## AIM OF THE EXERCISE:
Leave out the pictures and repeat the data exactly.

(Figure dataset records)
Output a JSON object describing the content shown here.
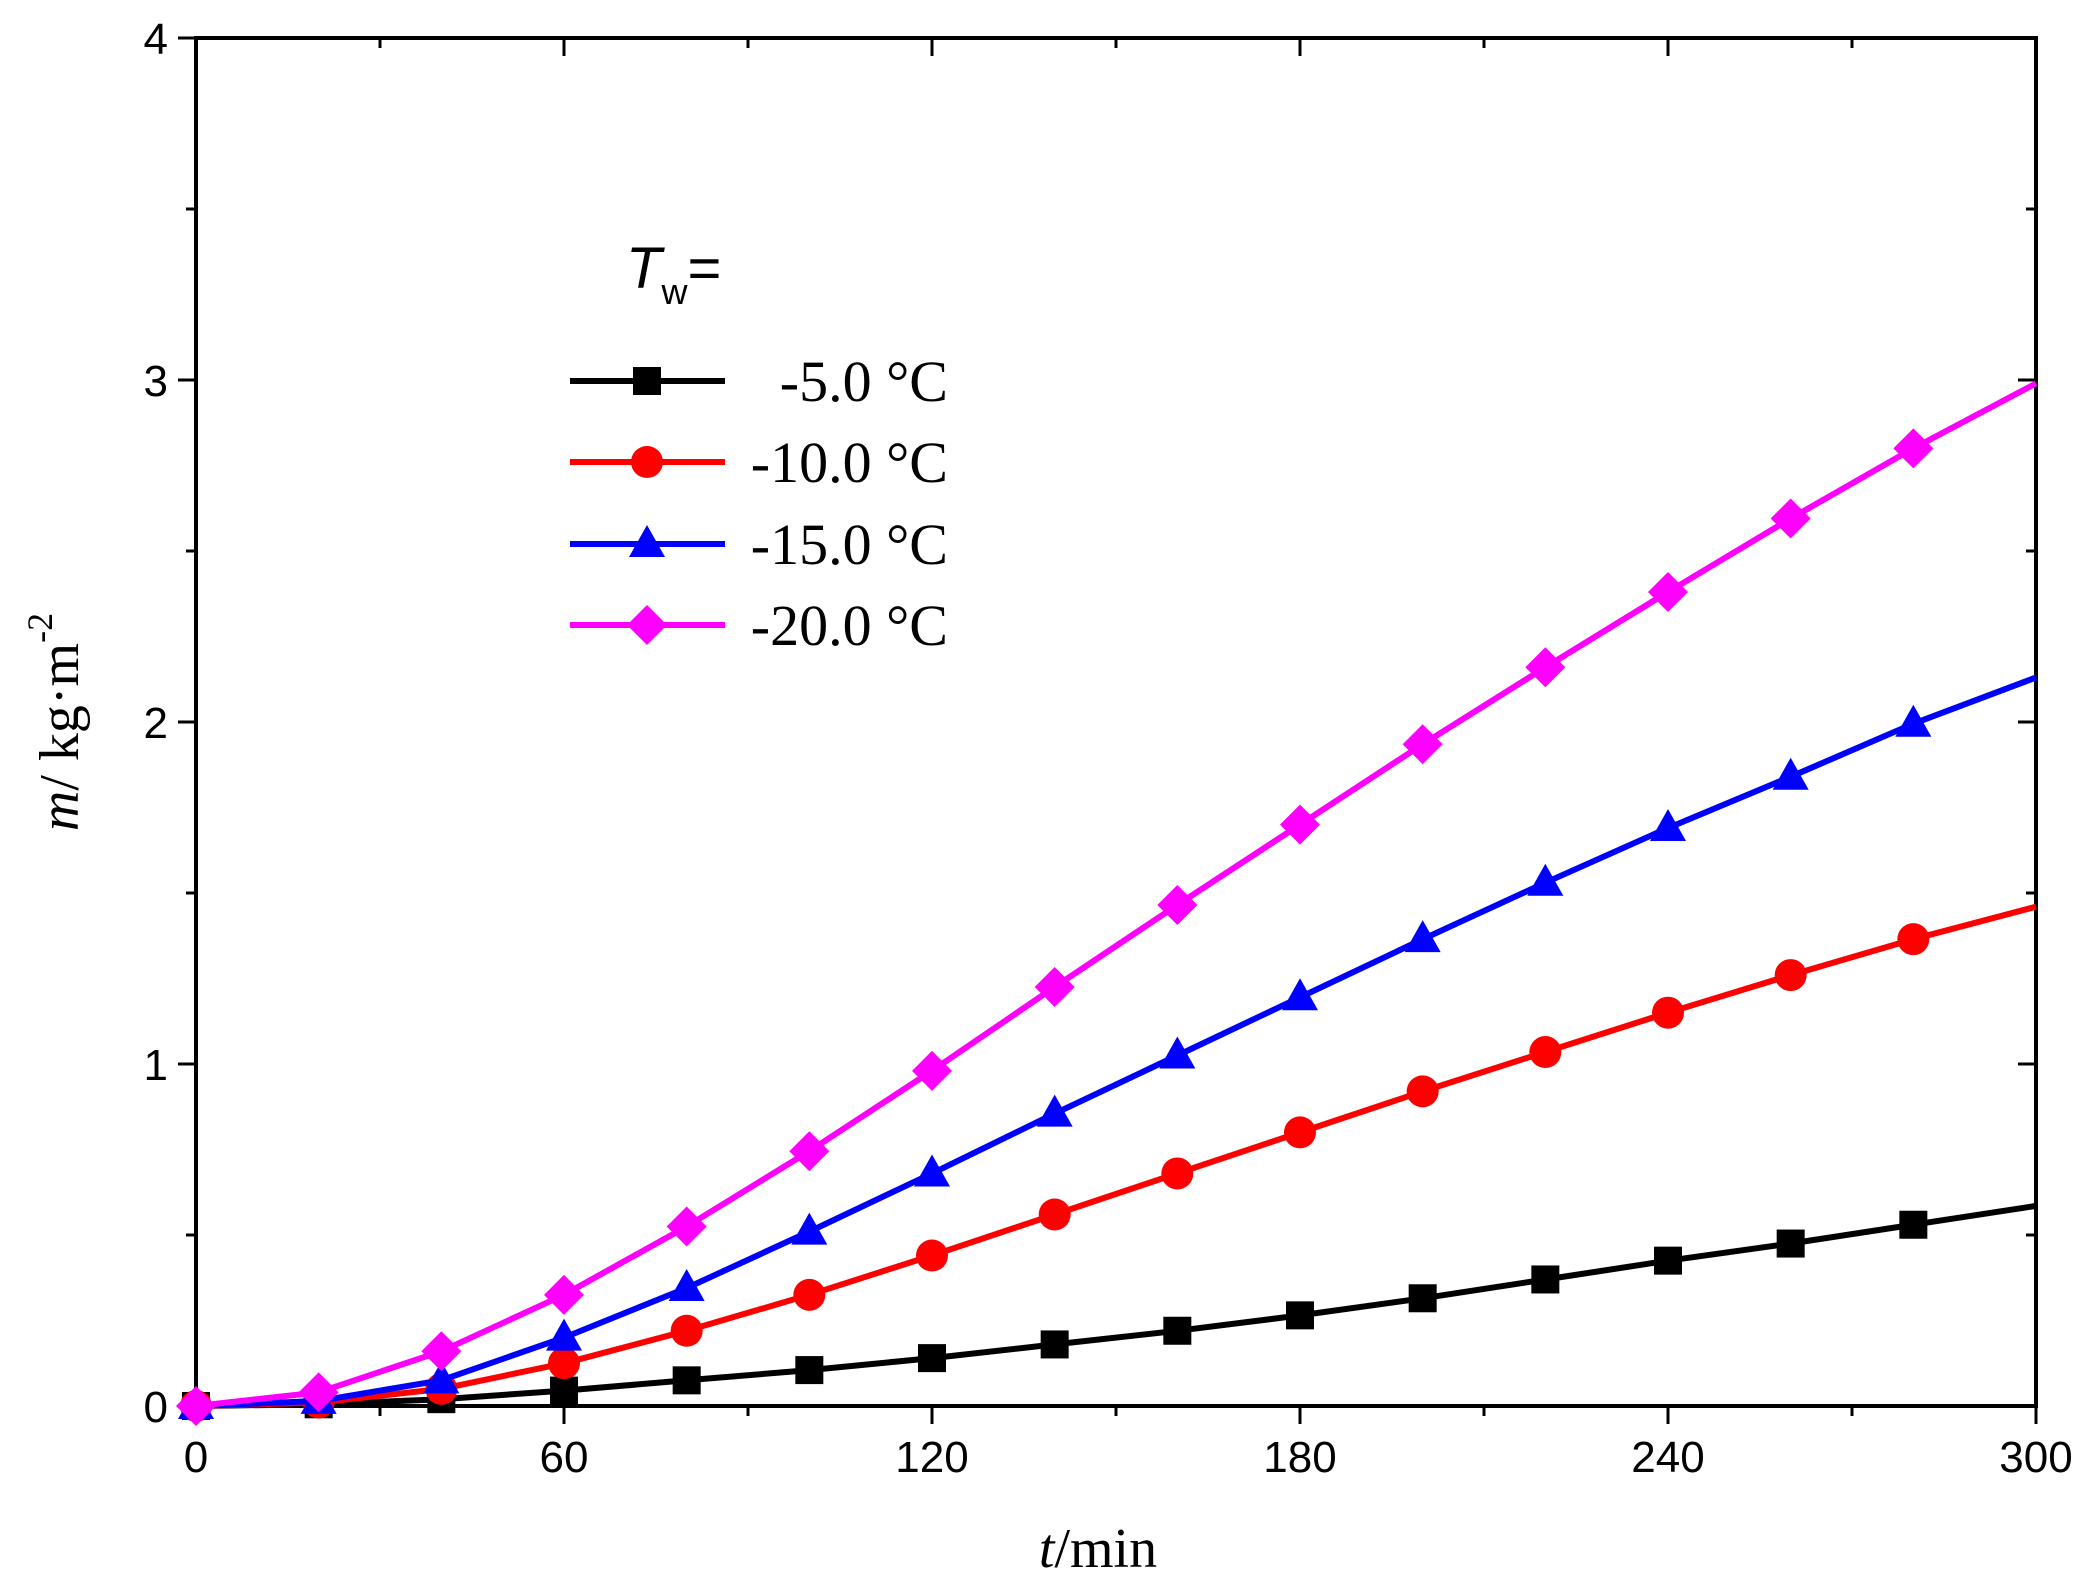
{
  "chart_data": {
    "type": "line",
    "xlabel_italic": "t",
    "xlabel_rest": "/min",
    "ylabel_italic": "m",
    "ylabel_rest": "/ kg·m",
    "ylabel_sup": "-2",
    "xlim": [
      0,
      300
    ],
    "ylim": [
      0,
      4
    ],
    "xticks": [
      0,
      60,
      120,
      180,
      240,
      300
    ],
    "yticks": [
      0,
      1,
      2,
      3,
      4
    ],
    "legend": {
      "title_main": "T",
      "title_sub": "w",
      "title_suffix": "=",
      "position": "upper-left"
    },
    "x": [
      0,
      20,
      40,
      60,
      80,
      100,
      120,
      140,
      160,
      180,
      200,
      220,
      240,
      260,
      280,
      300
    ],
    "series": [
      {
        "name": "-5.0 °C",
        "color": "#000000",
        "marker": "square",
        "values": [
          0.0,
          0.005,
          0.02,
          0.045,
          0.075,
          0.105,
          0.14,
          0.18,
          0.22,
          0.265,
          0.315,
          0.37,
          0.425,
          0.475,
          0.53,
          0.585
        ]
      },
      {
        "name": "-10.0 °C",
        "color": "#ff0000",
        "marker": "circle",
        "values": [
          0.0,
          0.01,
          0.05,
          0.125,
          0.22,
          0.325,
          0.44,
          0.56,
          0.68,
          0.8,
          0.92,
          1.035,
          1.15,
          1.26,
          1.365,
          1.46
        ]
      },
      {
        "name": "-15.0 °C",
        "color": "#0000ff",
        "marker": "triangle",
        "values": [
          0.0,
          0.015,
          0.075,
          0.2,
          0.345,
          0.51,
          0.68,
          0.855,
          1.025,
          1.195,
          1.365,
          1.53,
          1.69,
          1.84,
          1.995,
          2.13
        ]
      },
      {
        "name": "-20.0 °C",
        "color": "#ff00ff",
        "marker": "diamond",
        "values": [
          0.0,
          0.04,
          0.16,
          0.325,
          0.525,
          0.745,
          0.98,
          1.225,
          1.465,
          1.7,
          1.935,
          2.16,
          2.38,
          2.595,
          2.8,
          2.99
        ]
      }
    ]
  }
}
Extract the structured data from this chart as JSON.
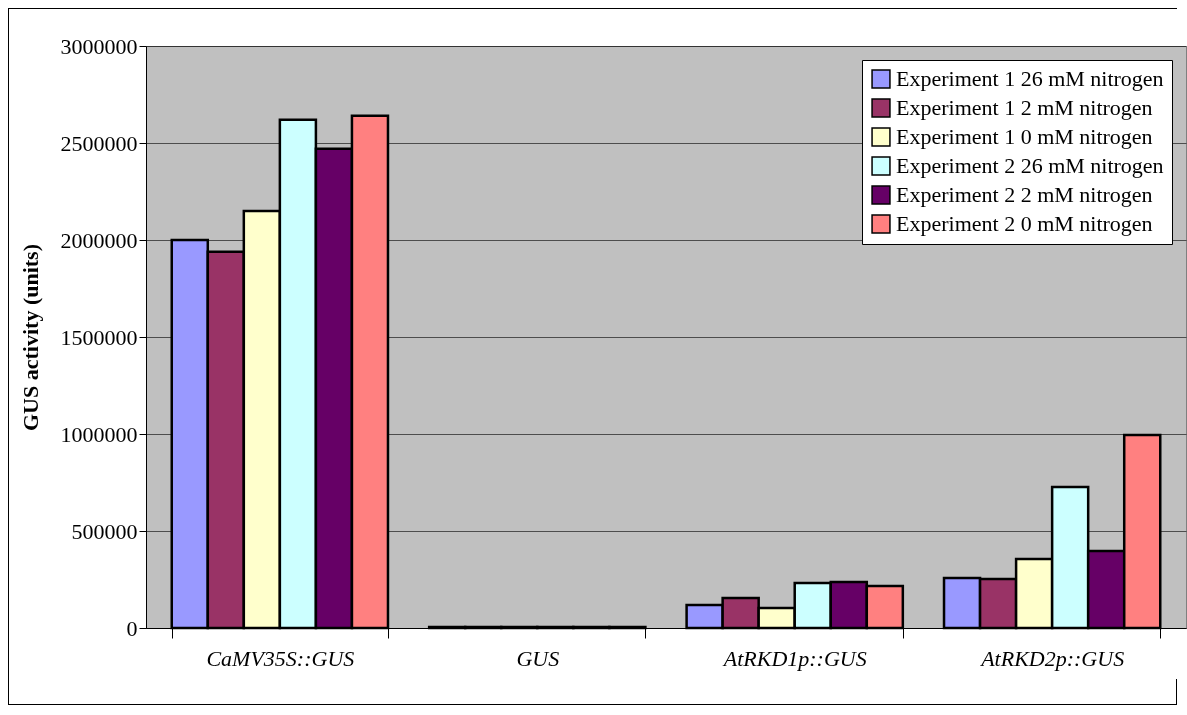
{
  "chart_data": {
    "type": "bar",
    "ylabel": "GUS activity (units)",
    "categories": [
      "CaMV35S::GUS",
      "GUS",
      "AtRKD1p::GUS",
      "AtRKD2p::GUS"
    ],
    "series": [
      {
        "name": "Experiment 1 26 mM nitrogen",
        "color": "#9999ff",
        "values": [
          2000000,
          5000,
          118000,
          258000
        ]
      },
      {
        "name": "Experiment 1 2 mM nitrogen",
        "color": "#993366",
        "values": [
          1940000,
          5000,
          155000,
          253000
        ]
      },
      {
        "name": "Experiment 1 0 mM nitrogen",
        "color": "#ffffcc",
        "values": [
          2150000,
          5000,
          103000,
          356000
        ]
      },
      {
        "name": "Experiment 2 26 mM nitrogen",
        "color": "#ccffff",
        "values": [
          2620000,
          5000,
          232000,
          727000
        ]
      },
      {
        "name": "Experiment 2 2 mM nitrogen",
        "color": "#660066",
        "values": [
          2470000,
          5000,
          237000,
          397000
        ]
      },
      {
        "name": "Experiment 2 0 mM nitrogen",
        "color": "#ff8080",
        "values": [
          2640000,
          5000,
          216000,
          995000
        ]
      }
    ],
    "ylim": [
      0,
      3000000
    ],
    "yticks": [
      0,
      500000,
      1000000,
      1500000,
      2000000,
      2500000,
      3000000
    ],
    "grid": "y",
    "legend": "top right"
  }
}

## RESULT OF THIS TASK:
Output a JSON object describing the content shown here.
{
  "chart_data": {
    "type": "line",
    "xlabel_italic": "t",
    "xlabel_rest": "/min",
    "ylabel_italic": "m",
    "ylabel_rest": "/ kg·m",
    "ylabel_sup": "-2",
    "xlim": [
      0,
      300
    ],
    "ylim": [
      0,
      4
    ],
    "xticks": [
      0,
      60,
      120,
      180,
      240,
      300
    ],
    "yticks": [
      0,
      1,
      2,
      3,
      4
    ],
    "legend": {
      "title_main": "T",
      "title_sub": "w",
      "title_suffix": "=",
      "position": "upper-left"
    },
    "x": [
      0,
      20,
      40,
      60,
      80,
      100,
      120,
      140,
      160,
      180,
      200,
      220,
      240,
      260,
      280,
      300
    ],
    "series": [
      {
        "name": "-5.0 °C",
        "color": "#000000",
        "marker": "square",
        "values": [
          0.0,
          0.005,
          0.02,
          0.045,
          0.075,
          0.105,
          0.14,
          0.18,
          0.22,
          0.265,
          0.315,
          0.37,
          0.425,
          0.475,
          0.53,
          0.585
        ]
      },
      {
        "name": "-10.0 °C",
        "color": "#ff0000",
        "marker": "circle",
        "values": [
          0.0,
          0.01,
          0.05,
          0.125,
          0.22,
          0.325,
          0.44,
          0.56,
          0.68,
          0.8,
          0.92,
          1.035,
          1.15,
          1.26,
          1.365,
          1.46
        ]
      },
      {
        "name": "-15.0 °C",
        "color": "#0000ff",
        "marker": "triangle",
        "values": [
          0.0,
          0.015,
          0.075,
          0.2,
          0.345,
          0.51,
          0.68,
          0.855,
          1.025,
          1.195,
          1.365,
          1.53,
          1.69,
          1.84,
          1.995,
          2.13
        ]
      },
      {
        "name": "-20.0 °C",
        "color": "#ff00ff",
        "marker": "diamond",
        "values": [
          0.0,
          0.04,
          0.16,
          0.325,
          0.525,
          0.745,
          0.98,
          1.225,
          1.465,
          1.7,
          1.935,
          2.16,
          2.38,
          2.595,
          2.8,
          2.99
        ]
      }
    ]
  }
}
Extract the structured data from this chart as JSON.
{
  "chart_data": {
    "type": "bar",
    "ylabel": "GUS activity (units)",
    "categories": [
      "CaMV35S::GUS",
      "GUS",
      "AtRKD1p::GUS",
      "AtRKD2p::GUS"
    ],
    "series": [
      {
        "name": "Experiment 1 26 mM nitrogen",
        "color": "#9999ff",
        "values": [
          2000000,
          5000,
          118000,
          258000
        ]
      },
      {
        "name": "Experiment 1 2 mM nitrogen",
        "color": "#993366",
        "values": [
          1940000,
          5000,
          155000,
          253000
        ]
      },
      {
        "name": "Experiment 1 0 mM nitrogen",
        "color": "#ffffcc",
        "values": [
          2150000,
          5000,
          103000,
          356000
        ]
      },
      {
        "name": "Experiment 2 26 mM nitrogen",
        "color": "#ccffff",
        "values": [
          2620000,
          5000,
          232000,
          727000
        ]
      },
      {
        "name": "Experiment 2 2 mM nitrogen",
        "color": "#660066",
        "values": [
          2470000,
          5000,
          237000,
          397000
        ]
      },
      {
        "name": "Experiment 2 0 mM nitrogen",
        "color": "#ff8080",
        "values": [
          2640000,
          5000,
          216000,
          995000
        ]
      }
    ],
    "ylim": [
      0,
      3000000
    ],
    "yticks": [
      0,
      500000,
      1000000,
      1500000,
      2000000,
      2500000,
      3000000
    ],
    "grid": "y",
    "legend": "top right"
  }
}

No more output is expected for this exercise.